◆ Exercise aim
Repeat each line of the material below exactly as it appears, minus any pictures.

Entries with figure data:
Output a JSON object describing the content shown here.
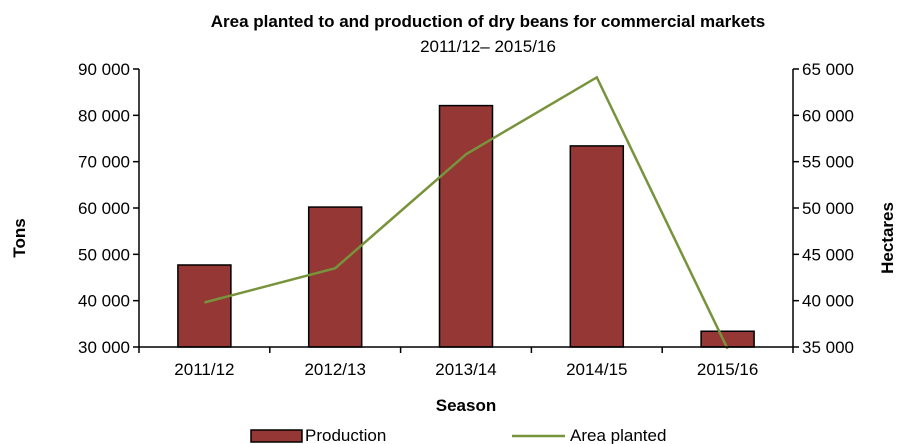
{
  "chart_data": {
    "type": "bar",
    "title": "Area planted to and production of dry beans for commercial markets",
    "subtitle": "2011/12– 2015/16",
    "xlabel": "Season",
    "ylabel": "Tons",
    "y2label": "Hectares",
    "categories": [
      "2011/12",
      "2012/13",
      "2013/14",
      "2014/15",
      "2015/16"
    ],
    "ylim": [
      30000,
      90000
    ],
    "y2lim": [
      35000,
      65000
    ],
    "yticks": [
      "30 000",
      "40 000",
      "50 000",
      "60 000",
      "70 000",
      "80 000",
      "90 000"
    ],
    "y2ticks": [
      "35 000",
      "40 000",
      "45 000",
      "50 000",
      "55 000",
      "60 000",
      "65 000"
    ],
    "series": [
      {
        "name": "Production",
        "type": "bar",
        "axis": "left",
        "values": [
          47700,
          60200,
          82100,
          73400,
          33400
        ],
        "color": "#953735"
      },
      {
        "name": "Area planted",
        "type": "line",
        "axis": "right",
        "values": [
          39800,
          43500,
          55800,
          64100,
          34800
        ],
        "color": "#77933C"
      }
    ],
    "legend_position": "bottom",
    "grid": false
  }
}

◆ Full answer
Output a JSON object describing the content shown here.
{
  "chart_data": {
    "type": "bar",
    "title": "Area planted to and production of dry beans for commercial markets",
    "subtitle": "2011/12– 2015/16",
    "xlabel": "Season",
    "ylabel": "Tons",
    "y2label": "Hectares",
    "categories": [
      "2011/12",
      "2012/13",
      "2013/14",
      "2014/15",
      "2015/16"
    ],
    "ylim": [
      30000,
      90000
    ],
    "y2lim": [
      35000,
      65000
    ],
    "yticks": [
      "30 000",
      "40 000",
      "50 000",
      "60 000",
      "70 000",
      "80 000",
      "90 000"
    ],
    "y2ticks": [
      "35 000",
      "40 000",
      "45 000",
      "50 000",
      "55 000",
      "60 000",
      "65 000"
    ],
    "series": [
      {
        "name": "Production",
        "type": "bar",
        "axis": "left",
        "values": [
          47700,
          60200,
          82100,
          73400,
          33400
        ],
        "color": "#953735"
      },
      {
        "name": "Area planted",
        "type": "line",
        "axis": "right",
        "values": [
          39800,
          43500,
          55800,
          64100,
          34800
        ],
        "color": "#77933C"
      }
    ],
    "legend_position": "bottom",
    "grid": false
  }
}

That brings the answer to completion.